## Directive
What is the number of lines containing "Operating"? Give only that number.

## Record extracts
## BEGIN

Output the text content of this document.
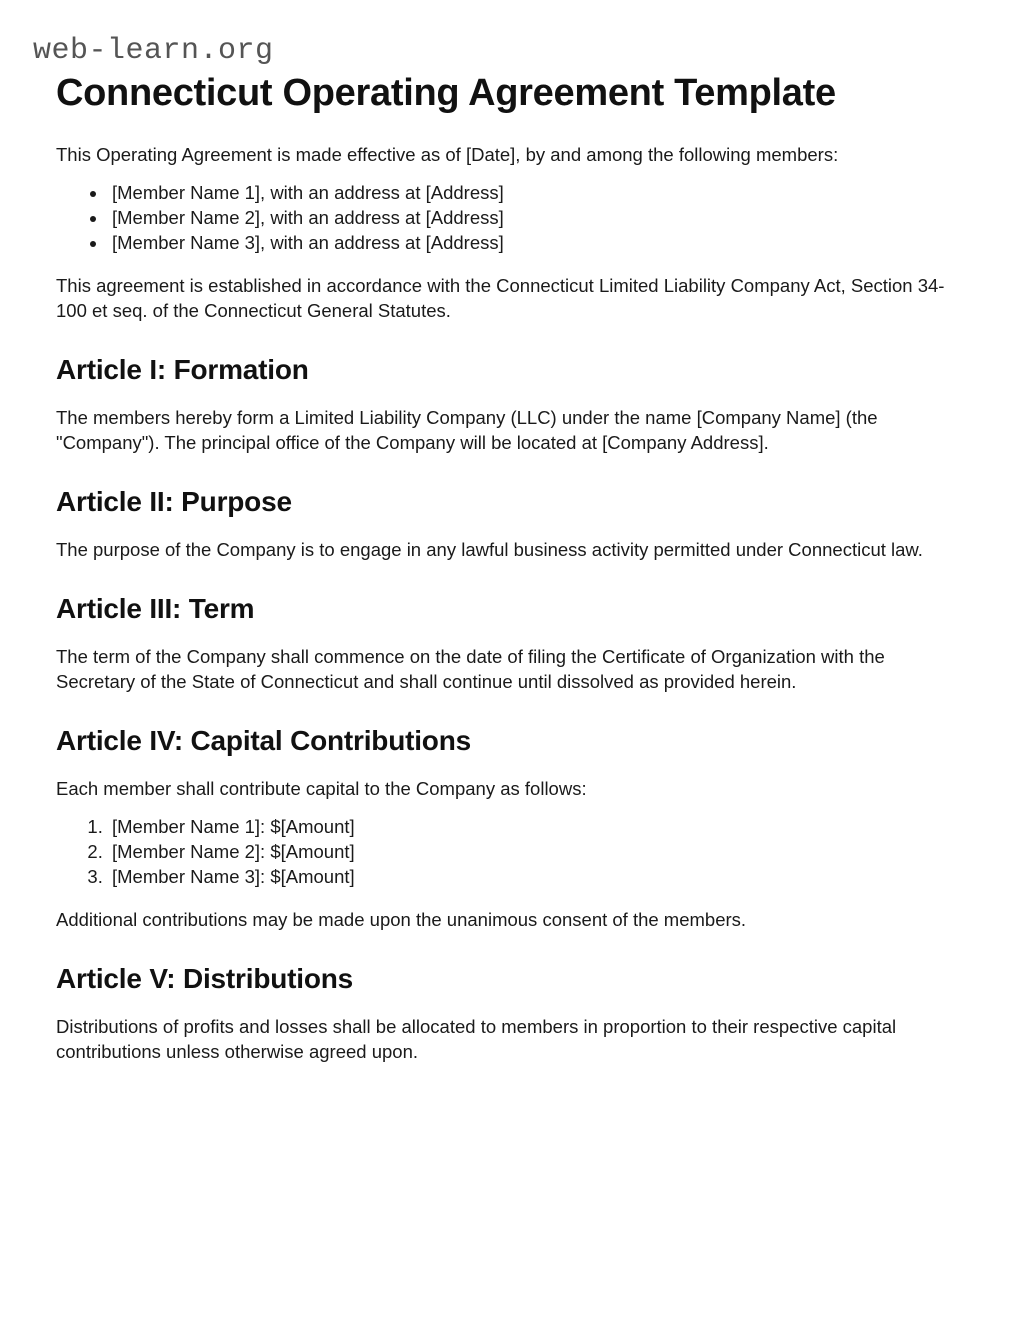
web-learn.org
Connecticut Operating Agreement Template

This Operating Agreement is made effective as of [Date], by and among the following members:

• [Member Name 1], with an address at [Address]
• [Member Name 2], with an address at [Address]
• [Member Name 3], with an address at [Address]

This agreement is established in accordance with the Connecticut Limited Liability Company Act, Section 34-100 et seq. of the Connecticut General Statutes.

Article I: Formation

The members hereby form a Limited Liability Company (LLC) under the name [Company Name] (the "Company"). The principal office of the Company will be located at [Company Address].

Article II: Purpose

The purpose of the Company is to engage in any lawful business activity permitted under Connecticut law.

Article III: Term

The term of the Company shall commence on the date of filing the Certificate of Organization with the Secretary of the State of Connecticut and shall continue until dissolved as provided herein.

Article IV: Capital Contributions

Each member shall contribute capital to the Company as follows:

1. [Member Name 1]: $[Amount]
2. [Member Name 2]: $[Amount]
3. [Member Name 3]: $[Amount]

Additional contributions may be made upon the unanimous consent of the members.

Article V: Distributions

Distributions of profits and losses shall be allocated to members in proportion to their respective capital contributions unless otherwise agreed upon.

## END

## Output below
2